→ **Work item**
Check every line of the data below for the word "which". Copy the ones that have it.

→ **The data**
******
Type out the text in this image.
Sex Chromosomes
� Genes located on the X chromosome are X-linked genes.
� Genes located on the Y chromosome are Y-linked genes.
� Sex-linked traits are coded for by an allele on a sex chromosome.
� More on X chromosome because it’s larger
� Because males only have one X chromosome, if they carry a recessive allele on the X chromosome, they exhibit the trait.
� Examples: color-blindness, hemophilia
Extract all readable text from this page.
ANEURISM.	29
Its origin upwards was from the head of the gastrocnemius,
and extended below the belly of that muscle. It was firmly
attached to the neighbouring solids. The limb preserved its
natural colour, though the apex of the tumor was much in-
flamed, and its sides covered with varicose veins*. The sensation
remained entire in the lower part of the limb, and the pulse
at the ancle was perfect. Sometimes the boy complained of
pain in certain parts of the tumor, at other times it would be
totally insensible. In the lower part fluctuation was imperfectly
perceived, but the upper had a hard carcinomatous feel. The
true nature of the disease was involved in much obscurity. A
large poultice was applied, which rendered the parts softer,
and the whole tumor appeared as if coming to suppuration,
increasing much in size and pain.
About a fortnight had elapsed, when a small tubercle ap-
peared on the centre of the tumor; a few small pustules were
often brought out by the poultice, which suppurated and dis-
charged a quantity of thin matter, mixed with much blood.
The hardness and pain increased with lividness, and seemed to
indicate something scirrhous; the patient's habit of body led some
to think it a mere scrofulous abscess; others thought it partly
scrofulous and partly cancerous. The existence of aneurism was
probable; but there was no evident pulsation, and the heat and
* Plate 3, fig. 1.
******
→ **Answer for the task**
large poultice was applied, which rendered the parts softer,
often brought out by the poultice, which suppurated and dis-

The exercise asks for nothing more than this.